-------- LISTED ENTRIES --------
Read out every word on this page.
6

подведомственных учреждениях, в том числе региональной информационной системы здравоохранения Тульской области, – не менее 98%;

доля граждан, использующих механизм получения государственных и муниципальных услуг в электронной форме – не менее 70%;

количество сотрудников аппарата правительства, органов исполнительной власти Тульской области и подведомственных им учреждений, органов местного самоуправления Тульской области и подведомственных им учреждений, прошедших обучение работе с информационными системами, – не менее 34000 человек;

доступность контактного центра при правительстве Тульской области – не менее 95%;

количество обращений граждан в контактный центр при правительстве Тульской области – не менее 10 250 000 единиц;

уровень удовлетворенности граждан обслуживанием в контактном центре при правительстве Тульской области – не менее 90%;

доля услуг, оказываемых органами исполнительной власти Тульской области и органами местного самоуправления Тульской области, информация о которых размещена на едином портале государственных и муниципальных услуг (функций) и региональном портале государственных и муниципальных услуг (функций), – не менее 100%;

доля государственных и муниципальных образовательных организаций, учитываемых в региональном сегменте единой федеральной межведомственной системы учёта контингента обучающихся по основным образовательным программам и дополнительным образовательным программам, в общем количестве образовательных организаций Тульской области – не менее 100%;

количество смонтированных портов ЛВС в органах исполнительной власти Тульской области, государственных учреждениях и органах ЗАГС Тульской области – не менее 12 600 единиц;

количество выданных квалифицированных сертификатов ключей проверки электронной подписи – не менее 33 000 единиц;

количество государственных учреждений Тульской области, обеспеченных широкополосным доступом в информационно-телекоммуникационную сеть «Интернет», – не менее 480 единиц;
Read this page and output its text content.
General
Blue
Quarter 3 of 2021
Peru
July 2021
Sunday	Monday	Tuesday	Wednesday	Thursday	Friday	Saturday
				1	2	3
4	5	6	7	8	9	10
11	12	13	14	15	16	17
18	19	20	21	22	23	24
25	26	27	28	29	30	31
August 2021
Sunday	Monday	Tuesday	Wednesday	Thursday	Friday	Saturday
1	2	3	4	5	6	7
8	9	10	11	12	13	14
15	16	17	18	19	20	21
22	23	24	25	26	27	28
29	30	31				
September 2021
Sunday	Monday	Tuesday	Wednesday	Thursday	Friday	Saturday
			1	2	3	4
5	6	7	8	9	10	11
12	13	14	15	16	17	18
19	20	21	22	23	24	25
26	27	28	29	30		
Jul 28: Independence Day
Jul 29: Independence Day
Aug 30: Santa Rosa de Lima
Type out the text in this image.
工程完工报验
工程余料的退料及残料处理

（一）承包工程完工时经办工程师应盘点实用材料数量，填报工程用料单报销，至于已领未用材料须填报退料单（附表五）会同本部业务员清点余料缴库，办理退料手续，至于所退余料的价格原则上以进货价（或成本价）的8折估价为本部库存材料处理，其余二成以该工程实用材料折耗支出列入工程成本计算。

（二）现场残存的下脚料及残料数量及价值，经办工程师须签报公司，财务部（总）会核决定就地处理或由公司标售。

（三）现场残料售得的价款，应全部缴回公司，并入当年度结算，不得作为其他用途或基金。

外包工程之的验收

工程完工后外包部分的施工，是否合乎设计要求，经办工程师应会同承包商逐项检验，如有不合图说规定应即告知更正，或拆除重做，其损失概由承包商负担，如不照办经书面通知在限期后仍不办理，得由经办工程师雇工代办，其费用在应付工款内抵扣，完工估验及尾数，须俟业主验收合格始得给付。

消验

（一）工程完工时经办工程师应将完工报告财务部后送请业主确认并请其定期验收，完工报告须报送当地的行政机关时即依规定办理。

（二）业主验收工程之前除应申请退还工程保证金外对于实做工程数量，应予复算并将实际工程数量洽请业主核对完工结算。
--------
### GOAL OF THE EXERCISE:
Return, word for word, every line from the line with "Type out the text in this image." to the final line of the data.

### EXERCISE ANSWER:
Type out the text in this image.
工程完工报验
工程余料的退料及残料处理

（一）承包工程完工时经办工程师应盘点实用材料数量，填报工程用料单报销，至于已领未用材料须填报退料单（附表五）会同本部业务员清点余料缴库，办理退料手续，至于所退余料的价格原则上以进货价（或成本价）的8折估价为本部库存材料处理，其余二成以该工程实用材料折耗支出列入工程成本计算。

（二）现场残存的下脚料及残料数量及价值，经办工程师须签报公司，财务部（总）会核决定就地处理或由公司标售。

（三）现场残料售得的价款，应全部缴回公司，并入当年度结算，不得作为其他用途或基金。

外包工程之的验收

工程完工后外包部分的施工，是否合乎设计要求，经办工程师应会同承包商逐项检验，如有不合图说规定应即告知更正，或拆除重做，其损失概由承包商负担，如不照办经书面通知在限期后仍不办理，得由经办工程师雇工代办，其费用在应付工款内抵扣，完工估验及尾数，须俟业主验收合格始得给付。

消验

（一）工程完工时经办工程师应将完工报告财务部后送请业主确认并请其定期验收，完工报告须报送当地的行政机关时即依规定办理。

（二）业主验收工程之前除应申请退还工程保证金外对于实做工程数量，应予复算并将实际工程数量洽请业主核对完工结算。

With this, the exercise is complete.